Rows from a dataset
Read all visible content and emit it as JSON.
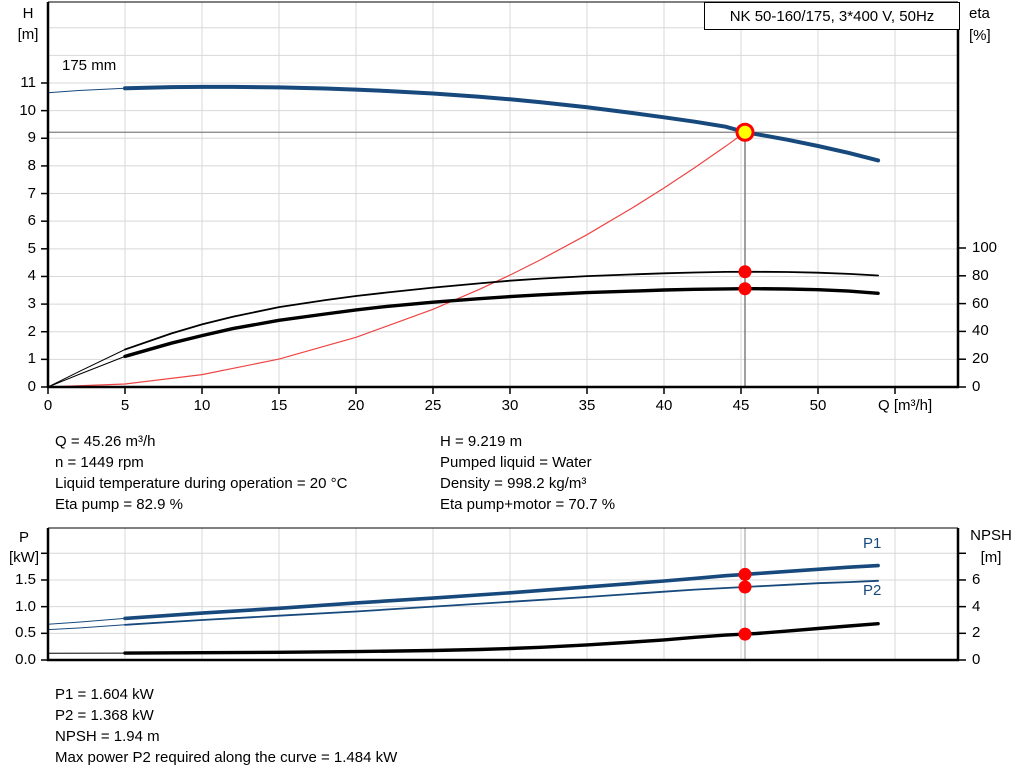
{
  "title_box": "NK 50-160/175, 3*400 V, 50Hz",
  "top_chart": {
    "axis_left_line1": "H",
    "axis_left_line2": "[m]",
    "axis_right_line1": "eta",
    "axis_right_line2": "[%]",
    "x_axis_label": "Q [m³/h]",
    "curve_label": "175 mm",
    "y_ticks_left": [
      "0",
      "1",
      "2",
      "3",
      "4",
      "5",
      "6",
      "7",
      "8",
      "9",
      "10",
      "11"
    ],
    "y_ticks_right": [
      "0",
      "20",
      "40",
      "60",
      "80",
      "100"
    ],
    "x_ticks": [
      "0",
      "5",
      "10",
      "15",
      "20",
      "25",
      "30",
      "35",
      "40",
      "45",
      "50"
    ]
  },
  "bottom_chart": {
    "axis_left_line1": "P",
    "axis_left_line2": "[kW]",
    "axis_right_line1": "NPSH",
    "axis_right_line2": "[m]",
    "p1_label": "P1",
    "p2_label": "P2",
    "y_ticks_left": [
      "0.0",
      "0.5",
      "1.0",
      "1.5"
    ],
    "y_ticks_right": [
      "0",
      "2",
      "4",
      "6"
    ]
  },
  "info_top": {
    "col1": [
      "Q = 45.26 m³/h",
      "n = 1449 rpm",
      "Liquid temperature during operation = 20 °C",
      "Eta pump = 82.9 %"
    ],
    "col2": [
      "H = 9.219 m",
      "Pumped liquid = Water",
      "Density = 998.2 kg/m³",
      "Eta pump+motor = 70.7 %"
    ]
  },
  "info_bottom": [
    "P1 = 1.604 kW",
    "P2 = 1.368 kW",
    "NPSH = 1.94 m",
    "Max power P2 required along the curve = 1.484 kW"
  ],
  "colors": {
    "curve_blue": "#17497d",
    "curve_black": "#000000",
    "system_red": "#ee4444",
    "dot_red": "#ff0000",
    "duty_yellow": "#ffff00",
    "grid_gray": "#d8d8d8",
    "ref_gray": "#808080"
  },
  "chart_data": [
    {
      "id": "hq-eta-chart",
      "type": "line",
      "title": "NK 50-160/175, 3*400 V, 50Hz",
      "xlabel": "Q [m³/h]",
      "ylabel_left": "H [m]",
      "ylabel_right": "eta [%]",
      "xlim": [
        0,
        59
      ],
      "ylim_left": [
        0,
        13.9
      ],
      "ylim_right": [
        0,
        100
      ],
      "grid": true,
      "duty_point": {
        "Q": 45.26,
        "H": 9.219,
        "eta_pump": 82.9,
        "eta_pump_motor": 70.7
      },
      "series": [
        {
          "name": "H 175 mm",
          "axis": "left",
          "color": "#17497d",
          "width": 4,
          "thin_until": 5,
          "points": [
            [
              0,
              10.65
            ],
            [
              2,
              10.73
            ],
            [
              5,
              10.81
            ],
            [
              8,
              10.85
            ],
            [
              10,
              10.86
            ],
            [
              12,
              10.86
            ],
            [
              15,
              10.84
            ],
            [
              18,
              10.8
            ],
            [
              20,
              10.76
            ],
            [
              22,
              10.71
            ],
            [
              25,
              10.62
            ],
            [
              28,
              10.5
            ],
            [
              30,
              10.41
            ],
            [
              32,
              10.3
            ],
            [
              35,
              10.12
            ],
            [
              38,
              9.91
            ],
            [
              40,
              9.76
            ],
            [
              42,
              9.6
            ],
            [
              44,
              9.42
            ],
            [
              45.26,
              9.219
            ],
            [
              46,
              9.15
            ],
            [
              48,
              8.95
            ],
            [
              50,
              8.72
            ],
            [
              52,
              8.47
            ],
            [
              53.9,
              8.2
            ]
          ]
        },
        {
          "name": "system curve",
          "axis": "left",
          "color": "#ee4444",
          "width": 1.2,
          "thin_until": 0,
          "points": [
            [
              0,
              0
            ],
            [
              5,
              0.11
            ],
            [
              10,
              0.45
            ],
            [
              15,
              1.01
            ],
            [
              20,
              1.8
            ],
            [
              25,
              2.81
            ],
            [
              28,
              3.53
            ],
            [
              30,
              4.05
            ],
            [
              32,
              4.61
            ],
            [
              35,
              5.51
            ],
            [
              38,
              6.5
            ],
            [
              40,
              7.2
            ],
            [
              42,
              7.94
            ],
            [
              44,
              8.71
            ],
            [
              45.26,
              9.219
            ]
          ]
        },
        {
          "name": "eta pump",
          "axis": "right",
          "color": "#000000",
          "width": 1.8,
          "thin_until": 5,
          "points": [
            [
              0,
              0
            ],
            [
              2,
              11
            ],
            [
              5,
              27
            ],
            [
              8,
              38.5
            ],
            [
              10,
              45
            ],
            [
              12,
              50.5
            ],
            [
              15,
              57.5
            ],
            [
              18,
              62.5
            ],
            [
              20,
              65.5
            ],
            [
              22,
              68
            ],
            [
              25,
              71.5
            ],
            [
              28,
              74.5
            ],
            [
              30,
              76.5
            ],
            [
              32,
              78
            ],
            [
              35,
              79.8
            ],
            [
              38,
              81
            ],
            [
              40,
              81.8
            ],
            [
              42,
              82.4
            ],
            [
              44,
              82.8
            ],
            [
              45.26,
              82.9
            ],
            [
              46,
              82.9
            ],
            [
              48,
              82.7
            ],
            [
              50,
              82.2
            ],
            [
              52,
              81.4
            ],
            [
              53.9,
              80.2
            ]
          ]
        },
        {
          "name": "eta pump+motor",
          "axis": "right",
          "color": "#000000",
          "width": 3.4,
          "thin_until": 5,
          "points": [
            [
              0,
              0
            ],
            [
              2,
              9
            ],
            [
              5,
              22
            ],
            [
              8,
              31.5
            ],
            [
              10,
              37
            ],
            [
              12,
              42
            ],
            [
              15,
              48
            ],
            [
              18,
              52.5
            ],
            [
              20,
              55.5
            ],
            [
              22,
              58
            ],
            [
              25,
              61
            ],
            [
              28,
              63.5
            ],
            [
              30,
              65
            ],
            [
              32,
              66.3
            ],
            [
              35,
              67.9
            ],
            [
              38,
              69
            ],
            [
              40,
              69.8
            ],
            [
              42,
              70.3
            ],
            [
              44,
              70.6
            ],
            [
              45.26,
              70.7
            ],
            [
              46,
              70.7
            ],
            [
              48,
              70.5
            ],
            [
              50,
              70
            ],
            [
              52,
              69
            ],
            [
              53.9,
              67.4
            ]
          ]
        }
      ]
    },
    {
      "id": "power-npsh-chart",
      "type": "line",
      "xlabel": "Q [m³/h]",
      "ylabel_left": "P [kW]",
      "ylabel_right": "NPSH [m]",
      "xlim": [
        0,
        59
      ],
      "ylim_left": [
        0,
        2.47
      ],
      "ylim_right": [
        0,
        9.9
      ],
      "grid": true,
      "duty_point": {
        "Q": 45.26,
        "P1": 1.604,
        "P2": 1.368,
        "NPSH": 1.94
      },
      "series": [
        {
          "name": "P1",
          "axis": "left",
          "color": "#17497d",
          "width": 3.6,
          "thin_until": 5,
          "points": [
            [
              0,
              0.67
            ],
            [
              2,
              0.71
            ],
            [
              5,
              0.78
            ],
            [
              10,
              0.88
            ],
            [
              15,
              0.97
            ],
            [
              20,
              1.07
            ],
            [
              25,
              1.16
            ],
            [
              30,
              1.26
            ],
            [
              35,
              1.37
            ],
            [
              40,
              1.48
            ],
            [
              42,
              1.53
            ],
            [
              44,
              1.58
            ],
            [
              45.26,
              1.604
            ],
            [
              46,
              1.62
            ],
            [
              48,
              1.66
            ],
            [
              50,
              1.7
            ],
            [
              52,
              1.74
            ],
            [
              53.9,
              1.77
            ]
          ]
        },
        {
          "name": "P2",
          "axis": "left",
          "color": "#17497d",
          "width": 1.8,
          "thin_until": 5,
          "points": [
            [
              0,
              0.57
            ],
            [
              2,
              0.6
            ],
            [
              5,
              0.66
            ],
            [
              10,
              0.75
            ],
            [
              15,
              0.83
            ],
            [
              20,
              0.91
            ],
            [
              25,
              1.0
            ],
            [
              30,
              1.09
            ],
            [
              35,
              1.18
            ],
            [
              40,
              1.28
            ],
            [
              42,
              1.32
            ],
            [
              44,
              1.35
            ],
            [
              45.26,
              1.368
            ],
            [
              46,
              1.38
            ],
            [
              48,
              1.41
            ],
            [
              50,
              1.44
            ],
            [
              52,
              1.46
            ],
            [
              53.9,
              1.484
            ]
          ]
        },
        {
          "name": "NPSH",
          "axis": "right",
          "color": "#000000",
          "width": 3.4,
          "thin_until": 5,
          "points": [
            [
              0,
              0.5
            ],
            [
              5,
              0.52
            ],
            [
              10,
              0.55
            ],
            [
              15,
              0.58
            ],
            [
              20,
              0.63
            ],
            [
              25,
              0.71
            ],
            [
              28,
              0.79
            ],
            [
              30,
              0.86
            ],
            [
              32,
              0.95
            ],
            [
              35,
              1.13
            ],
            [
              38,
              1.35
            ],
            [
              40,
              1.51
            ],
            [
              42,
              1.7
            ],
            [
              44,
              1.87
            ],
            [
              45.26,
              1.94
            ],
            [
              46,
              1.99
            ],
            [
              48,
              2.17
            ],
            [
              50,
              2.36
            ],
            [
              52,
              2.55
            ],
            [
              53.9,
              2.72
            ]
          ]
        }
      ]
    }
  ]
}
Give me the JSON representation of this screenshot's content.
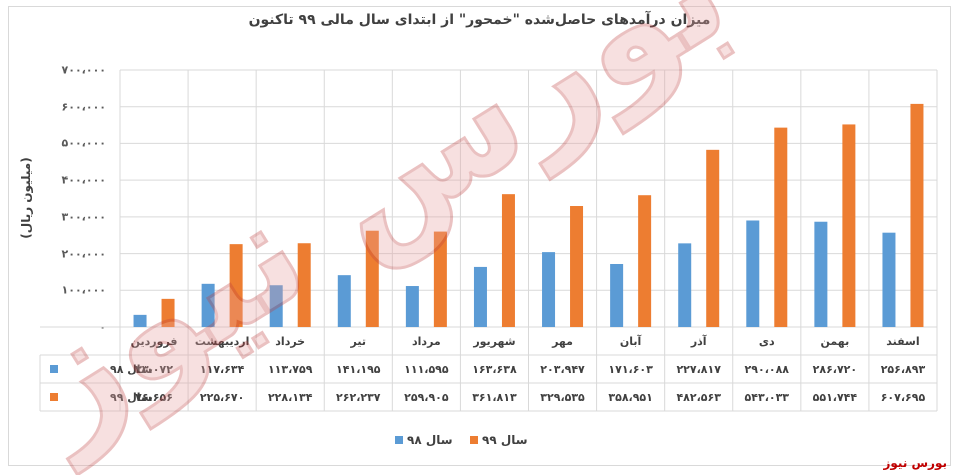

• [INSTRUCTIONS TO FOLLOW]
Show all lines above holding "width".

• [TASK RESULT]
          "width": 4,
          "width": 1.2,
          "width": 1.8,
          "width": 3.4,
          "width": 3.6,
          "width": 1.8,
          "width": 3.4,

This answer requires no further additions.